** Start Material **

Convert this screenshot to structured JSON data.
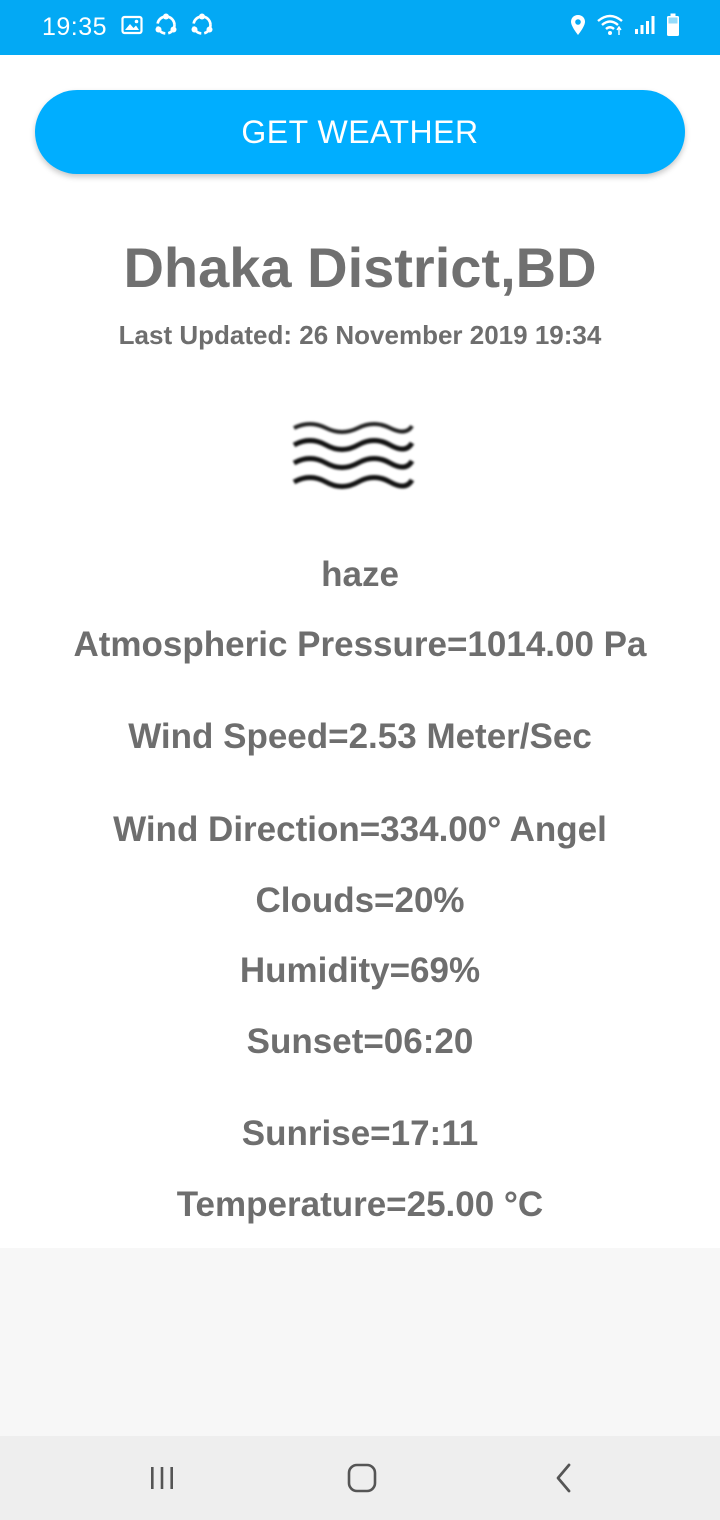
{
  "status_bar": {
    "time": "19:35",
    "left_icons": [
      "image-icon",
      "sync-icon",
      "sync-icon"
    ],
    "right_icons": [
      "location-icon",
      "wifi-icon",
      "signal-icon",
      "battery-icon"
    ],
    "color": "#03A9F4"
  },
  "main": {
    "button_label": "GET WEATHER",
    "city": "Dhaka District,BD",
    "last_updated": "Last Updated: 26 November 2019 19:34",
    "weather_icon": "haze-icon",
    "description": "haze",
    "pressure": "Atmospheric Pressure=1014.00 Pa",
    "wind_speed": "Wind Speed=2.53 Meter/Sec",
    "wind_direction": "Wind Direction=334.00° Angel",
    "clouds": "Clouds=20%",
    "humidity": "Humidity=69%",
    "sunset": "Sunset=06:20",
    "sunrise": "Sunrise=17:11",
    "temperature": "Temperature=25.00 °C",
    "accent_color": "#00AEFF"
  },
  "nav_bar": {
    "buttons": [
      "recent-apps-icon",
      "home-icon",
      "back-icon"
    ]
  }
}
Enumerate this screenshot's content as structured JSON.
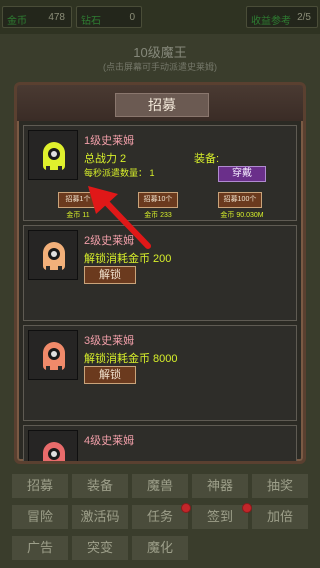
{
  "topbar": {
    "stat1": {
      "label": "金币",
      "value": "478"
    },
    "stat2": {
      "label": "钻石",
      "value": "0"
    },
    "stat3": {
      "label": "收益参考",
      "value": "2/5"
    }
  },
  "stage": {
    "title": "10级魔王",
    "subtitle": "(点击屏幕可手动派遣史莱姆)"
  },
  "panel": {
    "title": "招募",
    "cards": [
      {
        "name": "1级史莱姆",
        "power": "总战力 2",
        "rate": "每秒派遣数量：  1",
        "equip_label": "装备:",
        "equip_button": "穿戴",
        "recruit": [
          {
            "label": "招募1个",
            "cost": "金币 11"
          },
          {
            "label": "招募10个",
            "cost": "金币 233"
          },
          {
            "label": "招募100个",
            "cost": "金币 90.030M"
          }
        ],
        "slime_color": "#dff02d"
      },
      {
        "name": "2级史莱姆",
        "unlock_cost": "解锁消耗金币  200",
        "unlock_button": "解锁",
        "slime_color": "#f2b07a"
      },
      {
        "name": "3级史莱姆",
        "unlock_cost": "解锁消耗金币  8000",
        "unlock_button": "解锁",
        "slime_color": "#f08a6a"
      },
      {
        "name": "4级史莱姆",
        "slime_color": "#e86b6b"
      }
    ]
  },
  "menu": {
    "row1": [
      "招募",
      "装备",
      "魔兽",
      "神器",
      "抽奖"
    ],
    "row2": [
      "冒险",
      "激活码",
      "任务",
      "签到",
      "加倍"
    ],
    "row3": [
      "广告",
      "突变",
      "魔化"
    ]
  },
  "colors": {
    "accent_text": "#d7ef2a",
    "name_text": "#f09ea8",
    "equip_button": "#6a2f8a",
    "action_button": "#6b3a1e",
    "notification": "#c3262a",
    "tutorial_arrow": "#e01818"
  },
  "icons": {
    "slime": "slime-icon",
    "arrow": "tutorial-arrow-icon",
    "badge": "notification-dot-icon"
  }
}
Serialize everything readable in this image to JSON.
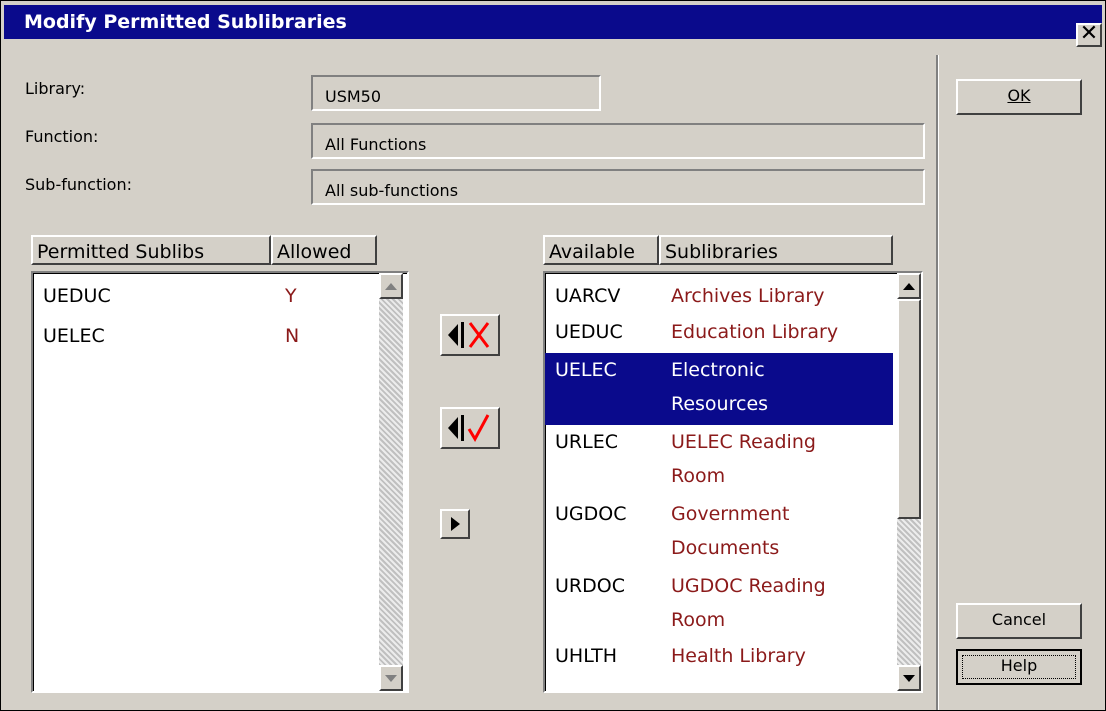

** End Material **

Copy the records exactly as they appear, excluding images.

Task response
Convert this screenshot to structured JSON data.
{
  "status_bar": {
    "time": "19:35",
    "left_icons": [
      "image-icon",
      "sync-icon",
      "sync-icon"
    ],
    "right_icons": [
      "location-icon",
      "wifi-icon",
      "signal-icon",
      "battery-icon"
    ],
    "color": "#03A9F4"
  },
  "main": {
    "button_label": "GET WEATHER",
    "city": "Dhaka District,BD",
    "last_updated": "Last Updated: 26 November 2019 19:34",
    "weather_icon": "haze-icon",
    "description": "haze",
    "pressure": "Atmospheric Pressure=1014.00 Pa",
    "wind_speed": "Wind Speed=2.53 Meter/Sec",
    "wind_direction": "Wind Direction=334.00° Angel",
    "clouds": "Clouds=20%",
    "humidity": "Humidity=69%",
    "sunset": "Sunset=06:20",
    "sunrise": "Sunrise=17:11",
    "temperature": "Temperature=25.00 °C",
    "accent_color": "#00AEFF"
  },
  "nav_bar": {
    "buttons": [
      "recent-apps-icon",
      "home-icon",
      "back-icon"
    ]
  }
}
Enumerate this screenshot's content as structured JSON.
{
  "topbar": {
    "stat1": {
      "label": "金币",
      "value": "478"
    },
    "stat2": {
      "label": "钻石",
      "value": "0"
    },
    "stat3": {
      "label": "收益参考",
      "value": "2/5"
    }
  },
  "stage": {
    "title": "10级魔王",
    "subtitle": "(点击屏幕可手动派遣史莱姆)"
  },
  "panel": {
    "title": "招募",
    "cards": [
      {
        "name": "1级史莱姆",
        "power": "总战力 2",
        "rate": "每秒派遣数量：  1",
        "equip_label": "装备:",
        "equip_button": "穿戴",
        "recruit": [
          {
            "label": "招募1个",
            "cost": "金币 11"
          },
          {
            "label": "招募10个",
            "cost": "金币 233"
          },
          {
            "label": "招募100个",
            "cost": "金币 90.030M"
          }
        ],
        "slime_color": "#dff02d"
      },
      {
        "name": "2级史莱姆",
        "unlock_cost": "解锁消耗金币  200",
        "unlock_button": "解锁",
        "slime_color": "#f2b07a"
      },
      {
        "name": "3级史莱姆",
        "unlock_cost": "解锁消耗金币  8000",
        "unlock_button": "解锁",
        "slime_color": "#f08a6a"
      },
      {
        "name": "4级史莱姆",
        "slime_color": "#e86b6b"
      }
    ]
  },
  "menu": {
    "row1": [
      "招募",
      "装备",
      "魔兽",
      "神器",
      "抽奖"
    ],
    "row2": [
      "冒险",
      "激活码",
      "任务",
      "签到",
      "加倍"
    ],
    "row3": [
      "广告",
      "突变",
      "魔化"
    ]
  },
  "colors": {
    "accent_text": "#d7ef2a",
    "name_text": "#f09ea8",
    "equip_button": "#6a2f8a",
    "action_button": "#6b3a1e",
    "notification": "#c3262a",
    "tutorial_arrow": "#e01818"
  },
  "icons": {
    "slime": "slime-icon",
    "arrow": "tutorial-arrow-icon",
    "badge": "notification-dot-icon"
  }
}
Serialize everything readable in this image to JSON.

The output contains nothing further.